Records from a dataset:
+ + + + + + +

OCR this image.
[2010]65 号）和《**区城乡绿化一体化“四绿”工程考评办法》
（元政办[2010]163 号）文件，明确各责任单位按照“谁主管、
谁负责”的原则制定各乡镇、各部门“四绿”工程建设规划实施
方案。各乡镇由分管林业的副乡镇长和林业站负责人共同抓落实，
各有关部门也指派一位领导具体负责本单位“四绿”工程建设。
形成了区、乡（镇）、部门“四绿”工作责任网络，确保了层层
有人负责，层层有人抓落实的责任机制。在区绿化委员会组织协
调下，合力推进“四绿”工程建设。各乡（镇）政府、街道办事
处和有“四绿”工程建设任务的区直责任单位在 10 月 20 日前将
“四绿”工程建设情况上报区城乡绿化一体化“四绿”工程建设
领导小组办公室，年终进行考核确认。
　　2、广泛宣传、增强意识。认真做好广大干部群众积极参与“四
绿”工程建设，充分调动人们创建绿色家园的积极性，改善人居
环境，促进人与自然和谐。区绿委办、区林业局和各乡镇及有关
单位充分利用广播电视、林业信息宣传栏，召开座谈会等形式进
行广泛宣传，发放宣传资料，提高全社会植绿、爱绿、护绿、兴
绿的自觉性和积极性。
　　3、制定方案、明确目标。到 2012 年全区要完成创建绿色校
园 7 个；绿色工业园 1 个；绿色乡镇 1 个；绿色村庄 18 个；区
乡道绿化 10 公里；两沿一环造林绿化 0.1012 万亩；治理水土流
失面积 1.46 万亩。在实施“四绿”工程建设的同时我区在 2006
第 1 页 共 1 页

+ + + + + + +

**The task**.
Retype every record above exactly as written.

**Problem solution**.
OCR this image.
[2010]65 号）和《**区城乡绿化一体化“四绿”工程考评办法》
（元政办[2010]163 号）文件，明确各责任单位按照“谁主管、
谁负责”的原则制定各乡镇、各部门“四绿”工程建设规划实施
方案。各乡镇由分管林业的副乡镇长和林业站负责人共同抓落实，
各有关部门也指派一位领导具体负责本单位“四绿”工程建设。
形成了区、乡（镇）、部门“四绿”工作责任网络，确保了层层
有人负责，层层有人抓落实的责任机制。在区绿化委员会组织协
调下，合力推进“四绿”工程建设。各乡（镇）政府、街道办事
处和有“四绿”工程建设任务的区直责任单位在 10 月 20 日前将
“四绿”工程建设情况上报区城乡绿化一体化“四绿”工程建设
领导小组办公室，年终进行考核确认。
　　2、广泛宣传、增强意识。认真做好广大干部群众积极参与“四
绿”工程建设，充分调动人们创建绿色家园的积极性，改善人居
环境，促进人与自然和谐。区绿委办、区林业局和各乡镇及有关
单位充分利用广播电视、林业信息宣传栏，召开座谈会等形式进
行广泛宣传，发放宣传资料，提高全社会植绿、爱绿、护绿、兴
绿的自觉性和积极性。
　　3、制定方案、明确目标。到 2012 年全区要完成创建绿色校
园 7 个；绿色工业园 1 个；绿色乡镇 1 个；绿色村庄 18 个；区
乡道绿化 10 公里；两沿一环造林绿化 0.1012 万亩；治理水土流
失面积 1.46 万亩。在实施“四绿”工程建设的同时我区在 2006
第 1 页 共 1 页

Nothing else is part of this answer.